Data entries
---------------

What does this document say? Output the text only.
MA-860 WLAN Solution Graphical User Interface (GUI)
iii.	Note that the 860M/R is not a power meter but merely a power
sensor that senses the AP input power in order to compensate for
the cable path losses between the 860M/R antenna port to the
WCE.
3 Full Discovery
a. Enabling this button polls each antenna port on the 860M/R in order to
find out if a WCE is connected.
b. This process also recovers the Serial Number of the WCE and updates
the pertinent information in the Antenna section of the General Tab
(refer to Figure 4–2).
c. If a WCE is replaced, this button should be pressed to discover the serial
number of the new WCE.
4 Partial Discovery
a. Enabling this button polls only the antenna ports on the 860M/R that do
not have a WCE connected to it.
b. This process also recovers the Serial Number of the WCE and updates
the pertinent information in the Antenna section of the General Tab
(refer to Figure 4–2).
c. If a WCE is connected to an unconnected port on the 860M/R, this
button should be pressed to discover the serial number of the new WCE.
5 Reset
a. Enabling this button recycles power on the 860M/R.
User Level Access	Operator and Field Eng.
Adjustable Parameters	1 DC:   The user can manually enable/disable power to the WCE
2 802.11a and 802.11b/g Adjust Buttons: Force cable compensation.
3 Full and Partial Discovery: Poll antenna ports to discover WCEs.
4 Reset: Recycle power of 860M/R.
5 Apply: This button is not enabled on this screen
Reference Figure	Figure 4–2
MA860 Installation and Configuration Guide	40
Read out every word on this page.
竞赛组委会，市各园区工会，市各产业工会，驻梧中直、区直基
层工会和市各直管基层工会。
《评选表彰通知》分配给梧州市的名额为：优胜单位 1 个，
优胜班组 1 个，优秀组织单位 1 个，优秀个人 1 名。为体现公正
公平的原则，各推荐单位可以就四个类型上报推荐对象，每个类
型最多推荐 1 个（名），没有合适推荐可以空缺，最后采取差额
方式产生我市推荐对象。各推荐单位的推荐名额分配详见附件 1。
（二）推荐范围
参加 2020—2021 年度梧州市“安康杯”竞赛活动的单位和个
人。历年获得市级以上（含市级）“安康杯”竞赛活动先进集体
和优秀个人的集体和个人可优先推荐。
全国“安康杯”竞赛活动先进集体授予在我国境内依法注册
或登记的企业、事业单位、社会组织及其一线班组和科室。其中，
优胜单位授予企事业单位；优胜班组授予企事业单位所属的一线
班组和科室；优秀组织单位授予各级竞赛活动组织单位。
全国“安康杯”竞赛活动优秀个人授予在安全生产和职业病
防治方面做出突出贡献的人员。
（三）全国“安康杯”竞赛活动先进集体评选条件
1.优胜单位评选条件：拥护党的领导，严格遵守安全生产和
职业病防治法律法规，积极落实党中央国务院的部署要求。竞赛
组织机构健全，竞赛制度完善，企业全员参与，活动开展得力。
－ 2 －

---------------

[Aim of the exercise]:
Write out every entry word for word.

[Answer for the task]:
What does this document say? Output the text only.
MA-860 WLAN Solution Graphical User Interface (GUI)
iii.	Note that the 860M/R is not a power meter but merely a power
sensor that senses the AP input power in order to compensate for
the cable path losses between the 860M/R antenna port to the
WCE.
3 Full Discovery
a. Enabling this button polls each antenna port on the 860M/R in order to
find out if a WCE is connected.
b. This process also recovers the Serial Number of the WCE and updates
the pertinent information in the Antenna section of the General Tab
(refer to Figure 4–2).
c. If a WCE is replaced, this button should be pressed to discover the serial
number of the new WCE.
4 Partial Discovery
a. Enabling this button polls only the antenna ports on the 860M/R that do
not have a WCE connected to it.
b. This process also recovers the Serial Number of the WCE and updates
the pertinent information in the Antenna section of the General Tab
(refer to Figure 4–2).
c. If a WCE is connected to an unconnected port on the 860M/R, this
button should be pressed to discover the serial number of the new WCE.
5 Reset
a. Enabling this button recycles power on the 860M/R.
User Level Access	Operator and Field Eng.
Adjustable Parameters	1 DC:   The user can manually enable/disable power to the WCE
2 802.11a and 802.11b/g Adjust Buttons: Force cable compensation.
3 Full and Partial Discovery: Poll antenna ports to discover WCEs.
4 Reset: Recycle power of 860M/R.
5 Apply: This button is not enabled on this screen
Reference Figure	Figure 4–2
MA860 Installation and Configuration Guide	40
Read out every word on this page.
竞赛组委会，市各园区工会，市各产业工会，驻梧中直、区直基
层工会和市各直管基层工会。
《评选表彰通知》分配给梧州市的名额为：优胜单位 1 个，
优胜班组 1 个，优秀组织单位 1 个，优秀个人 1 名。为体现公正
公平的原则，各推荐单位可以就四个类型上报推荐对象，每个类
型最多推荐 1 个（名），没有合适推荐可以空缺，最后采取差额
方式产生我市推荐对象。各推荐单位的推荐名额分配详见附件 1。
（二）推荐范围
参加 2020—2021 年度梧州市“安康杯”竞赛活动的单位和个
人。历年获得市级以上（含市级）“安康杯”竞赛活动先进集体
和优秀个人的集体和个人可优先推荐。
全国“安康杯”竞赛活动先进集体授予在我国境内依法注册
或登记的企业、事业单位、社会组织及其一线班组和科室。其中，
优胜单位授予企事业单位；优胜班组授予企事业单位所属的一线
班组和科室；优秀组织单位授予各级竞赛活动组织单位。
全国“安康杯”竞赛活动优秀个人授予在安全生产和职业病
防治方面做出突出贡献的人员。
（三）全国“安康杯”竞赛活动先进集体评选条件
1.优胜单位评选条件：拥护党的领导，严格遵守安全生产和
职业病防治法律法规，积极落实党中央国务院的部署要求。竞赛
组织机构健全，竞赛制度完善，企业全员参与，活动开展得力。
－ 2 －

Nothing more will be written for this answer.